_PROBLEM TO WORK ON:_
Tally the lines in the listing below that include "phosphorescence". Answer with the count and nothing more.
════════
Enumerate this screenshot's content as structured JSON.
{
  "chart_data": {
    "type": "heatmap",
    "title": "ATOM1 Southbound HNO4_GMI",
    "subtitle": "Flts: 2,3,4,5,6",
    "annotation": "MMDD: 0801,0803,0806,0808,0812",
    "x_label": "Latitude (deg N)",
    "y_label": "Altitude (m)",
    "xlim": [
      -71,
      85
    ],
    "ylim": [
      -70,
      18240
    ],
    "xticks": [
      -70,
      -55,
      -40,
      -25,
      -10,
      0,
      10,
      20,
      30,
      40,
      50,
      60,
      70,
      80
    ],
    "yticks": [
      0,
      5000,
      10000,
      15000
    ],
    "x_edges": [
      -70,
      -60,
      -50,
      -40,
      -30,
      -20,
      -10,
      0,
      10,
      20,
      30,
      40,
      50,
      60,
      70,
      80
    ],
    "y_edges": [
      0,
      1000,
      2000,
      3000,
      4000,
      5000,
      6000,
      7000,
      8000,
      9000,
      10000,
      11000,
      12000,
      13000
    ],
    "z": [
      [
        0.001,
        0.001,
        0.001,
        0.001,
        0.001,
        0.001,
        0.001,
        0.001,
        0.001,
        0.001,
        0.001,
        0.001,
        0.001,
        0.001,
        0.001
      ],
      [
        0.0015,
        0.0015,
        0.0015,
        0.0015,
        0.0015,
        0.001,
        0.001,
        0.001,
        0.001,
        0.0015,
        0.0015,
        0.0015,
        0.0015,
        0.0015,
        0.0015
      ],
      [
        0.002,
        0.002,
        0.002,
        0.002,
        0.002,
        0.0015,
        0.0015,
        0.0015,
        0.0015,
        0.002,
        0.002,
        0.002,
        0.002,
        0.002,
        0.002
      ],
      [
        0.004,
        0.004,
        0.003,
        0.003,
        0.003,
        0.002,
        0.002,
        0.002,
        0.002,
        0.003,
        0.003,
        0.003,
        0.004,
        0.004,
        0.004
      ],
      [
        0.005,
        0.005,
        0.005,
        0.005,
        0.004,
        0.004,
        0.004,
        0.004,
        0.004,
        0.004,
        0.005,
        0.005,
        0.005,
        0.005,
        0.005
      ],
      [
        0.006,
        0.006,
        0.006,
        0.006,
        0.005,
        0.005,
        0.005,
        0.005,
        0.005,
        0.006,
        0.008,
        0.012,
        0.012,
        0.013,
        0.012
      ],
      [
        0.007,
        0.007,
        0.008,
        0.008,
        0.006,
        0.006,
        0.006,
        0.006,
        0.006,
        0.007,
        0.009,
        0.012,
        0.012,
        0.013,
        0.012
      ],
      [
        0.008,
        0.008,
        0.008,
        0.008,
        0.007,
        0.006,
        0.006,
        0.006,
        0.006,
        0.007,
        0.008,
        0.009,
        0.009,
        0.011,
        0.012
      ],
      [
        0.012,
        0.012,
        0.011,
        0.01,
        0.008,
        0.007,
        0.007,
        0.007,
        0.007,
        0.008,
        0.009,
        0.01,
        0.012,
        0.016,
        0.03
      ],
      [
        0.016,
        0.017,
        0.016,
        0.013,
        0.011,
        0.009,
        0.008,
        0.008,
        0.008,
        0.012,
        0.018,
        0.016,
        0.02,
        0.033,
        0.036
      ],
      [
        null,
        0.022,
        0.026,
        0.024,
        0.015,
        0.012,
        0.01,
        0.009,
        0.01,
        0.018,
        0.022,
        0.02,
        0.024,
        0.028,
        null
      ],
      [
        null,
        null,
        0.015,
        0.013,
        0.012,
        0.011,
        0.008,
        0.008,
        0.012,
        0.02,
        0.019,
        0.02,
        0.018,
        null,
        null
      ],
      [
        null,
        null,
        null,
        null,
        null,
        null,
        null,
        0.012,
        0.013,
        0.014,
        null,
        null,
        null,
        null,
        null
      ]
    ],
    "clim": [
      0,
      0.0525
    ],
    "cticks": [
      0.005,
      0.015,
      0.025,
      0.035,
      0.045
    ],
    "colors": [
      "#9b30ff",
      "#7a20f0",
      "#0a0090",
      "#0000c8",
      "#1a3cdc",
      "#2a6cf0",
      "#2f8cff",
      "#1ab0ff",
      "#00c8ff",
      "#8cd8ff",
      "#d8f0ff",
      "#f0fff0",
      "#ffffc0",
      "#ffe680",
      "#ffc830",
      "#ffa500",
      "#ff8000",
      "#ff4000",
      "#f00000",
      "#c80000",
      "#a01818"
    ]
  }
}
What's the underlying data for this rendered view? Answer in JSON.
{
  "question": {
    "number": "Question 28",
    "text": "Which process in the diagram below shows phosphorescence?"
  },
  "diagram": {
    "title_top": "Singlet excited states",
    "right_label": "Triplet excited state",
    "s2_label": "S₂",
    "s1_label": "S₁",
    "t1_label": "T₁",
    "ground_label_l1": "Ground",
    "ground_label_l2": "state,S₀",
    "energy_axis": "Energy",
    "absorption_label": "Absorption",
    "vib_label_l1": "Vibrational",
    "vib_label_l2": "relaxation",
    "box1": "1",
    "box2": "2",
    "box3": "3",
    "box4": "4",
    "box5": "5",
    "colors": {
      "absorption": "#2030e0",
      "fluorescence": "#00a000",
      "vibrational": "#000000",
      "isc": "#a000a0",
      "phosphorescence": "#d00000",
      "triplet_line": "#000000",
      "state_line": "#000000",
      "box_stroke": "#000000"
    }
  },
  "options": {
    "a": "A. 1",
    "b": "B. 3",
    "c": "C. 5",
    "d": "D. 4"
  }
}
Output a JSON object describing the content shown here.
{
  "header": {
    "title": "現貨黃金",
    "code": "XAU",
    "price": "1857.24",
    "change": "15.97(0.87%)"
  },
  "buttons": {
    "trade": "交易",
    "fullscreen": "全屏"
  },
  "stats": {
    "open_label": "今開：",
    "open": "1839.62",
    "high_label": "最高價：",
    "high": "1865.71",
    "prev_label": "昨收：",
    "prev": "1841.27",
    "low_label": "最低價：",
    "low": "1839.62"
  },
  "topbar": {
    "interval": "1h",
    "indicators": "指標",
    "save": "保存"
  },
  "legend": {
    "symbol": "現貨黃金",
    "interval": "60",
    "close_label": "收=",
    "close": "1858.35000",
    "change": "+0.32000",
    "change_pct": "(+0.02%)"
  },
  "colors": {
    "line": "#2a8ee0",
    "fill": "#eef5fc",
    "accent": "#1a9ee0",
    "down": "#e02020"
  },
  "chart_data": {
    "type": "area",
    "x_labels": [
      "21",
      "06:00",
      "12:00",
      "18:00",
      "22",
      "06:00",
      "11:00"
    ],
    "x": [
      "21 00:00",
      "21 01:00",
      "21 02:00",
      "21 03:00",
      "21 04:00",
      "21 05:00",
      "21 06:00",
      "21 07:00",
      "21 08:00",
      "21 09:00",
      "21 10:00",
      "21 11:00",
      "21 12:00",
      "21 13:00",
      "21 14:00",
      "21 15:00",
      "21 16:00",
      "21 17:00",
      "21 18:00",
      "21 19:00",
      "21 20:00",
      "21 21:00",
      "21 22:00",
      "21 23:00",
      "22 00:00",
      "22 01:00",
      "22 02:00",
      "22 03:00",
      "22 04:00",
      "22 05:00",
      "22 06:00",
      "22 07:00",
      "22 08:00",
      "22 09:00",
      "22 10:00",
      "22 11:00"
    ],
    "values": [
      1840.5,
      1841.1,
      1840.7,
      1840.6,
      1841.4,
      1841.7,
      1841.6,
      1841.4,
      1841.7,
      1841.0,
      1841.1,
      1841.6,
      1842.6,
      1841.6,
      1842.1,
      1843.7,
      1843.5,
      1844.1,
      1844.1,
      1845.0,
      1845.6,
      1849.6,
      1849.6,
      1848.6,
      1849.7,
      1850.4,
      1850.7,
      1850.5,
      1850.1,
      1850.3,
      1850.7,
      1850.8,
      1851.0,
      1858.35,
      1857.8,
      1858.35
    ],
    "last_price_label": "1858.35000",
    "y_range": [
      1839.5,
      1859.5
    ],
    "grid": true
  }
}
════════
_RESULT FOR THIS TASK:_
2